## [Requirement]
Determine the number of lines where "Biomecánica" occurs and reply with that number by itself.

----

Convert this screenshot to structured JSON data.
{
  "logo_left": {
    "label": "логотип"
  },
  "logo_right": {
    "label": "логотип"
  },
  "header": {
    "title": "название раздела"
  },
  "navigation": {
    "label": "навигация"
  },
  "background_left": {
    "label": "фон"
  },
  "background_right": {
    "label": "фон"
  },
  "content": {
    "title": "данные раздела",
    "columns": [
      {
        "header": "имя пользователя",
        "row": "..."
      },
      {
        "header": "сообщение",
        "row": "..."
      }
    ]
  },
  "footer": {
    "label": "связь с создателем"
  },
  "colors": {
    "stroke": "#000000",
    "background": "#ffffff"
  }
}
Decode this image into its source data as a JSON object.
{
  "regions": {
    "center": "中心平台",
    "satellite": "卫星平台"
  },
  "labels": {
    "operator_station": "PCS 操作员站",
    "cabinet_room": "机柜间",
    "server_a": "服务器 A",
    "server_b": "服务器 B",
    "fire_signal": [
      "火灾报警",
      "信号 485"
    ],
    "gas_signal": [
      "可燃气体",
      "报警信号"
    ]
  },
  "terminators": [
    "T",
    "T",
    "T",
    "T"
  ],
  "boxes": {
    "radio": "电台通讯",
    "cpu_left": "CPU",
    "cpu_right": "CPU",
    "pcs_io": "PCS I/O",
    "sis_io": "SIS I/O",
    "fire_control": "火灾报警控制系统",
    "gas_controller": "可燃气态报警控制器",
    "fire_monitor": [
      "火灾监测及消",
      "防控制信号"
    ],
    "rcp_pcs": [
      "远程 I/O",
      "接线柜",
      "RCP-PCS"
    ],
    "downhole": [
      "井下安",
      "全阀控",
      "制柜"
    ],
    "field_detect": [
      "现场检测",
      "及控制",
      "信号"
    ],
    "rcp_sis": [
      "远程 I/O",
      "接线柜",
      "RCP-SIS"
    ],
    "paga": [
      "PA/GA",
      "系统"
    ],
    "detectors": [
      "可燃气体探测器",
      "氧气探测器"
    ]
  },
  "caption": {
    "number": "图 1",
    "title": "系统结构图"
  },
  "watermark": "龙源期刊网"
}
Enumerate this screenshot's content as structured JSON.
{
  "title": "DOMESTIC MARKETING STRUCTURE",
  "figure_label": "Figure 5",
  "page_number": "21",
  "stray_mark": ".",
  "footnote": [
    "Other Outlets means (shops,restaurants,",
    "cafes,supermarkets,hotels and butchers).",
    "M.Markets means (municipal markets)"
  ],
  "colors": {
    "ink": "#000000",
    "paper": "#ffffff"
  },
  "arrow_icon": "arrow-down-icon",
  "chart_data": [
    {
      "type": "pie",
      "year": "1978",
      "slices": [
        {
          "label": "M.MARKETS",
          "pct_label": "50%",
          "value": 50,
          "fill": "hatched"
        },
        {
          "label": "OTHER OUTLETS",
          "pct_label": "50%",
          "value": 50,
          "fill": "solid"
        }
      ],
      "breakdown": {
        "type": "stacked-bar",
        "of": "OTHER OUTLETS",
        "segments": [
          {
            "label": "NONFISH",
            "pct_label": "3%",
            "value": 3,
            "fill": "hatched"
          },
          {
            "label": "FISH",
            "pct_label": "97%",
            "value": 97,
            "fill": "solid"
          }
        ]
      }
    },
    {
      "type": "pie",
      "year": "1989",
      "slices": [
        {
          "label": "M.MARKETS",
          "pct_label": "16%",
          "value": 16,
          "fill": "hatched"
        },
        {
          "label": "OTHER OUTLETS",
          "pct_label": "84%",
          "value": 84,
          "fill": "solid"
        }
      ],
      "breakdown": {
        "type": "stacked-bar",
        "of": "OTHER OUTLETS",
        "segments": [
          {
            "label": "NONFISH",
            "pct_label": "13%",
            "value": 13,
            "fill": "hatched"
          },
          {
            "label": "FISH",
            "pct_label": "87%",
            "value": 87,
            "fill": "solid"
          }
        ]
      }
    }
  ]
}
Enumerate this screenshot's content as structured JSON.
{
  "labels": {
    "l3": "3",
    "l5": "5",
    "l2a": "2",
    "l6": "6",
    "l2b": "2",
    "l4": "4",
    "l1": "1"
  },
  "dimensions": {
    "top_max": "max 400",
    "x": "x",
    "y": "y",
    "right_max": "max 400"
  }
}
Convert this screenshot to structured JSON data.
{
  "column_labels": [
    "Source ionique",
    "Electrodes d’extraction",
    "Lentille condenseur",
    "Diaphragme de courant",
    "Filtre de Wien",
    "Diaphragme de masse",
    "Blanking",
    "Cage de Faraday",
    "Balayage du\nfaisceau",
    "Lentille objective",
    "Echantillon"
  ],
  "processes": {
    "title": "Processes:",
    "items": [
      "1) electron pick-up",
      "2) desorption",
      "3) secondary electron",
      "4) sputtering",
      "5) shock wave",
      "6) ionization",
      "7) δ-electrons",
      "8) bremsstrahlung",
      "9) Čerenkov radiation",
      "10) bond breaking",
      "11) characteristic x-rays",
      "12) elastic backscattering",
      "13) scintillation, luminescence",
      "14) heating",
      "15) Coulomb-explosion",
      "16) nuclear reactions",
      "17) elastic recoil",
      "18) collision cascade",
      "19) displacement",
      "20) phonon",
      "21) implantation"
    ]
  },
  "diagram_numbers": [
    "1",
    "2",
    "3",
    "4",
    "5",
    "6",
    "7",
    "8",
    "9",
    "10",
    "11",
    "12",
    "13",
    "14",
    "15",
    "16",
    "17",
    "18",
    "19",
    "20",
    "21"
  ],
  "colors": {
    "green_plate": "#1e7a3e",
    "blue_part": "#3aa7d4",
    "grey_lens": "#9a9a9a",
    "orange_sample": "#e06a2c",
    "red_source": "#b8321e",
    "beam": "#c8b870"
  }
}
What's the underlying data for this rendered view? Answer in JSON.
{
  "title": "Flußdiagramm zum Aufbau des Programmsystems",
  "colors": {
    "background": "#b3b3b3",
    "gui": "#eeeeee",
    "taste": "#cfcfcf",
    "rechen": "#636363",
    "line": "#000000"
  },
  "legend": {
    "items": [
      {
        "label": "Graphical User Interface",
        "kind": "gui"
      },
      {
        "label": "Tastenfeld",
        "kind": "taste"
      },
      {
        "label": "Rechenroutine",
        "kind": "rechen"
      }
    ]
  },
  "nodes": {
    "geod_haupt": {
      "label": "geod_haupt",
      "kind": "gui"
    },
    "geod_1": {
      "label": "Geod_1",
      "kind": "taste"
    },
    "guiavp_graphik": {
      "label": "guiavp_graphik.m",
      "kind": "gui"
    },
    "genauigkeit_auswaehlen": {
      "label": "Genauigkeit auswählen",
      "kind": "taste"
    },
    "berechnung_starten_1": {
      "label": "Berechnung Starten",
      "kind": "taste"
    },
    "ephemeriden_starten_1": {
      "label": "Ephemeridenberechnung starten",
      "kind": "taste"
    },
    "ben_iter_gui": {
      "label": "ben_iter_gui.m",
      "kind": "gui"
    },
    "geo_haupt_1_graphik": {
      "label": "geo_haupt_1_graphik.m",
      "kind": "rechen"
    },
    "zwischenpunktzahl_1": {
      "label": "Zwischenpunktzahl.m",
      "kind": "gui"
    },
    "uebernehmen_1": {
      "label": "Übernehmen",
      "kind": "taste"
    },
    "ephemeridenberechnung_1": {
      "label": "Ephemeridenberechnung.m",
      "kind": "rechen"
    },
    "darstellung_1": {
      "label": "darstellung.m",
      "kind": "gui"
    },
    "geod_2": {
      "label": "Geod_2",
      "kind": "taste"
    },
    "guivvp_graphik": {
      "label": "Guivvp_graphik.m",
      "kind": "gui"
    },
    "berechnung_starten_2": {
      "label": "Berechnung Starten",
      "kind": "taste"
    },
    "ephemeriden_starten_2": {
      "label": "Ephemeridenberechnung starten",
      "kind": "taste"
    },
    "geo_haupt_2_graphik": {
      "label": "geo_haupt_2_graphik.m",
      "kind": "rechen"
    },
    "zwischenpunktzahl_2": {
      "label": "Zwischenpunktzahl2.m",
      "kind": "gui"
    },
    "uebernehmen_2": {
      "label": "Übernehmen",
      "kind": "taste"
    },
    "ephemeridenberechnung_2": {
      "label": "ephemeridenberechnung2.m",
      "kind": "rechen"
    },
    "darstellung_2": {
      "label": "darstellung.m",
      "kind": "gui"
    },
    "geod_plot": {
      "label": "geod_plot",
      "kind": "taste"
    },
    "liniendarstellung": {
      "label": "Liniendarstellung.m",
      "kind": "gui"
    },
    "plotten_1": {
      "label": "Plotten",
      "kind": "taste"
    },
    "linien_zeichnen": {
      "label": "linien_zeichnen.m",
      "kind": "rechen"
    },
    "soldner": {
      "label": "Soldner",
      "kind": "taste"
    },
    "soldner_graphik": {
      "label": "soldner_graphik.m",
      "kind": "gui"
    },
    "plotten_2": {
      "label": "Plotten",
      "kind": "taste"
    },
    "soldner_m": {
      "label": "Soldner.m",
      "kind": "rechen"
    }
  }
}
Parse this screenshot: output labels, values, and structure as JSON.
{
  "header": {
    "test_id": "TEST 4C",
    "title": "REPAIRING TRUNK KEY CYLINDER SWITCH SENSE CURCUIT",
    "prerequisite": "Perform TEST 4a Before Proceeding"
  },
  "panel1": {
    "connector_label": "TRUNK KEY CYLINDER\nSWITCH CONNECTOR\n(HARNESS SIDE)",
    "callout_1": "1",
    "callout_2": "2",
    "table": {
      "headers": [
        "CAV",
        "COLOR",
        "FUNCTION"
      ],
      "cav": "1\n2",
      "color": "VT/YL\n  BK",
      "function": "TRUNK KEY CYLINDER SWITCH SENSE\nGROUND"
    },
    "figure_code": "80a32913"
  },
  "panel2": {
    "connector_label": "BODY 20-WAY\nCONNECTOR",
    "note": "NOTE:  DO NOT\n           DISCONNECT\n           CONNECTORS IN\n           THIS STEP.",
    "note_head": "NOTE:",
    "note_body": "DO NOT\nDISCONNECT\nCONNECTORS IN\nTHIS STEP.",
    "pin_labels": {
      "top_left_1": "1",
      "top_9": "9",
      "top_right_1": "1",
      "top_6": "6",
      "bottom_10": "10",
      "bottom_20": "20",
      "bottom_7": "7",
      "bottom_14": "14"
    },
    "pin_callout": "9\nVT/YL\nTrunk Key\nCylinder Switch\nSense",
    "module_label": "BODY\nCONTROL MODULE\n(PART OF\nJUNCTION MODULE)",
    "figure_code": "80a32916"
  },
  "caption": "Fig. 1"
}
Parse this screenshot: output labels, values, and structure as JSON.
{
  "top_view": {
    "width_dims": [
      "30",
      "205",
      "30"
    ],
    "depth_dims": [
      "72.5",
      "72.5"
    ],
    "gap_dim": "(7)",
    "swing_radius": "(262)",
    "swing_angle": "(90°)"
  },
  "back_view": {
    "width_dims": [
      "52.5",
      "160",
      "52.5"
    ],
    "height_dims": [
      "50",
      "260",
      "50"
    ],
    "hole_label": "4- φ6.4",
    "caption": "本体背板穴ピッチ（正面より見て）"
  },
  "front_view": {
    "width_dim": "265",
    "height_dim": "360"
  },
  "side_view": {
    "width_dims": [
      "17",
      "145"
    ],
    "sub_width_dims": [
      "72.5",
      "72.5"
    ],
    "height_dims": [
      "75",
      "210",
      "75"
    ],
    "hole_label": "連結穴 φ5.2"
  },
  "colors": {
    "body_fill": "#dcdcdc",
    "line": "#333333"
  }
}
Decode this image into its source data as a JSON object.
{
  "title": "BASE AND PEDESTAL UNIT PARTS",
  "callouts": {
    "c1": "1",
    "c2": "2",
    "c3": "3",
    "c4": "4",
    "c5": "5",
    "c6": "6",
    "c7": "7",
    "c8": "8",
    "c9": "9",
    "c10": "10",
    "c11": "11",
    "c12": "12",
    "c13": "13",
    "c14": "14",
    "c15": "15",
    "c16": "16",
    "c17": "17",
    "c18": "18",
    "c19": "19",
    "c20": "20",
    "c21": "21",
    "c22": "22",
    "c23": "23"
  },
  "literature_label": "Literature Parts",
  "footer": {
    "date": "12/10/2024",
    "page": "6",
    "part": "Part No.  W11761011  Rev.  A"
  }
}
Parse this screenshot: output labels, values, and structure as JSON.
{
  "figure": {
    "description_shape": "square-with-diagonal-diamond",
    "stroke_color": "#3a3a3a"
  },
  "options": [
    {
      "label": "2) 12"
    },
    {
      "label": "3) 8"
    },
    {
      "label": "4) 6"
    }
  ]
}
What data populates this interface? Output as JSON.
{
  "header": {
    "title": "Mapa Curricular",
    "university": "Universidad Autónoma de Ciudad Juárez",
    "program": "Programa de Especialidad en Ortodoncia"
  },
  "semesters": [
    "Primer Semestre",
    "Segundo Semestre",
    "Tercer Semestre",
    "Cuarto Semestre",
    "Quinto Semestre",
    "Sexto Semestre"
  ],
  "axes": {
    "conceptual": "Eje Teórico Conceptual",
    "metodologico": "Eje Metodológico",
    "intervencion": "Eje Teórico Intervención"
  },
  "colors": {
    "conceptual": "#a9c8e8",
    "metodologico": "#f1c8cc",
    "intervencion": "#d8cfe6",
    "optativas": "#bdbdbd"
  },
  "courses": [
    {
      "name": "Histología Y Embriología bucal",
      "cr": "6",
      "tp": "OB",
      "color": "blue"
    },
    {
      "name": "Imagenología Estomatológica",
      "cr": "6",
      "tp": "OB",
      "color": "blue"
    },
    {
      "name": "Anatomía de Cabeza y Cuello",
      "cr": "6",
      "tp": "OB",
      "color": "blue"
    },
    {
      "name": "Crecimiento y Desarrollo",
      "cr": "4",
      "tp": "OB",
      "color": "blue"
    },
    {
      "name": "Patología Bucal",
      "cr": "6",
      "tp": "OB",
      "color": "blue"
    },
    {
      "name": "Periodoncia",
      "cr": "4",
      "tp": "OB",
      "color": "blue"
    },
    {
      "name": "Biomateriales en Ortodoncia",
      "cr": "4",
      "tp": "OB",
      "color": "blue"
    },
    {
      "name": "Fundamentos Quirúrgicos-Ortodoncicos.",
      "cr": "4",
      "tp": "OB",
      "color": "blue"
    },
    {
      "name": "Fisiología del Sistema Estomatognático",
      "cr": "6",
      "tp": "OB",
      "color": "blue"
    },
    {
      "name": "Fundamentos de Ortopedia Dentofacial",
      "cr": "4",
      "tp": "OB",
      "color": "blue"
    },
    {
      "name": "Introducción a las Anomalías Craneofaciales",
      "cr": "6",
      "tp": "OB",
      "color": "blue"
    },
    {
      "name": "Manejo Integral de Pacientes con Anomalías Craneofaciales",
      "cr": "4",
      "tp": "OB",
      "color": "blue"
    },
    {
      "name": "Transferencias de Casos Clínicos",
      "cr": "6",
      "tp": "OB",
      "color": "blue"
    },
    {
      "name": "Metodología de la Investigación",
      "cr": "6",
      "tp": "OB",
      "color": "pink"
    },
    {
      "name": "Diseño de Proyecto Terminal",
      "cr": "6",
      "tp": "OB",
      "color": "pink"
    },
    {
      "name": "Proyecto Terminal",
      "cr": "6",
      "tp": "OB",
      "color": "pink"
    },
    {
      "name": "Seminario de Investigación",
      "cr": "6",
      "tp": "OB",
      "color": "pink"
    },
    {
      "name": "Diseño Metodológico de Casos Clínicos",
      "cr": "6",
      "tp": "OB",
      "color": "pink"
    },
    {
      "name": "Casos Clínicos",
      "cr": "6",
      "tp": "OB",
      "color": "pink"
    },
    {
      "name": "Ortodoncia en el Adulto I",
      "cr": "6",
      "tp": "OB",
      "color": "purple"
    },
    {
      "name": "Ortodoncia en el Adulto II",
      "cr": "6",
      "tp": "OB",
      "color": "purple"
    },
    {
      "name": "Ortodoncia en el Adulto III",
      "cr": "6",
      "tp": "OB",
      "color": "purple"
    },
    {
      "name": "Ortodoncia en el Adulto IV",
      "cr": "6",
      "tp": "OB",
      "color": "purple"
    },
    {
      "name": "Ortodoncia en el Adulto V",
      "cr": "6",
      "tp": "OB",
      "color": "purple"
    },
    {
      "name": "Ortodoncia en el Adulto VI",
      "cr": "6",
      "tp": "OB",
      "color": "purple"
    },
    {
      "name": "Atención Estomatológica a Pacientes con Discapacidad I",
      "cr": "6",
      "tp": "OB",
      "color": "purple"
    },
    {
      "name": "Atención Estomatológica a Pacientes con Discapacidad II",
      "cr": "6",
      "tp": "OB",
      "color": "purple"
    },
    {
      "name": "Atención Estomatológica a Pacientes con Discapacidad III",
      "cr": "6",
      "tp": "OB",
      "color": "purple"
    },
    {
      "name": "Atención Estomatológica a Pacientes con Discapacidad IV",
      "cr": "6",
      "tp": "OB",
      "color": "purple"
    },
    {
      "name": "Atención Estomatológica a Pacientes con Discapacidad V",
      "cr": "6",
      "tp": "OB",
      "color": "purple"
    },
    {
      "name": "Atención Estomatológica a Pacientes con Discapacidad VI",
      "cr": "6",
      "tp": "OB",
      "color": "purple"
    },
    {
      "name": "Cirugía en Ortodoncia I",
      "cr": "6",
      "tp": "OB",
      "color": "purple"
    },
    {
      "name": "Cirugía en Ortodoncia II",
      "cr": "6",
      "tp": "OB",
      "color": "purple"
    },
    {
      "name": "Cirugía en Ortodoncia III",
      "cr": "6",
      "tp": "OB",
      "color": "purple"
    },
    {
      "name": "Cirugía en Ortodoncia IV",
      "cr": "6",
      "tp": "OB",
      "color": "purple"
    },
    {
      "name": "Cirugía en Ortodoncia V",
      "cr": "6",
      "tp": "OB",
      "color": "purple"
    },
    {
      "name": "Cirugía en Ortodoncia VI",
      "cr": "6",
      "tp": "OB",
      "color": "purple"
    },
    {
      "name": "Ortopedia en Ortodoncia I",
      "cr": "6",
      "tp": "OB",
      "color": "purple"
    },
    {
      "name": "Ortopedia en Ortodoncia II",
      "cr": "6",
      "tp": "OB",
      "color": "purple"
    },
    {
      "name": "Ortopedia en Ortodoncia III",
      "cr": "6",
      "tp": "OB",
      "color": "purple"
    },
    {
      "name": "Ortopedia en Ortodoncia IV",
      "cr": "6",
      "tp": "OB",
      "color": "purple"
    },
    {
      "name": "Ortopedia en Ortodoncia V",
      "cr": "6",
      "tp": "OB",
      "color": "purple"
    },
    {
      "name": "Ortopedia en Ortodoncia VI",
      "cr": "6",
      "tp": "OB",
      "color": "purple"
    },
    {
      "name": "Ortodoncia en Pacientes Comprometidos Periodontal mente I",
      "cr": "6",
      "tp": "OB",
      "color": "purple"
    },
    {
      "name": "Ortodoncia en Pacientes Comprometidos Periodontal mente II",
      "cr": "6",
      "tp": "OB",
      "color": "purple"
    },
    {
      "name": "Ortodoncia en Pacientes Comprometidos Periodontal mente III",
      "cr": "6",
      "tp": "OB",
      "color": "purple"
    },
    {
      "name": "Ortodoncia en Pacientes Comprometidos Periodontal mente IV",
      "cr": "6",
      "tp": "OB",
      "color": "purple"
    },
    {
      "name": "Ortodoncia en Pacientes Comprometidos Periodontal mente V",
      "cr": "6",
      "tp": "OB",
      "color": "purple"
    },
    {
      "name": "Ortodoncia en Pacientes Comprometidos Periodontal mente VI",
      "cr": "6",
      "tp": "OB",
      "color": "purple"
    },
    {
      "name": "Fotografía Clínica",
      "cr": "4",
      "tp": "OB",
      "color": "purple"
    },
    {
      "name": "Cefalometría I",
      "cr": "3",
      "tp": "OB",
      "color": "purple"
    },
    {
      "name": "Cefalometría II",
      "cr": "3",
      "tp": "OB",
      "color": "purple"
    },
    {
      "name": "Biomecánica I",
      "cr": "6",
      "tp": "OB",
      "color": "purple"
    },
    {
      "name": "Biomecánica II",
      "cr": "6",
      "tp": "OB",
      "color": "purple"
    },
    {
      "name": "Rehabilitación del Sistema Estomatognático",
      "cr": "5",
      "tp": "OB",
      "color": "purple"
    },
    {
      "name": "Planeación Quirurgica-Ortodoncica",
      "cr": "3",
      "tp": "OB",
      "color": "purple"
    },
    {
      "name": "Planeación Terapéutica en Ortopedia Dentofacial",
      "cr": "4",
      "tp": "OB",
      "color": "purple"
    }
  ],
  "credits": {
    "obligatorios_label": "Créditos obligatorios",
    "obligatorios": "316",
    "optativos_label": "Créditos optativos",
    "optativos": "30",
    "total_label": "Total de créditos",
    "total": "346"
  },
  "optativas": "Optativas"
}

----

## [Reply to the task]
2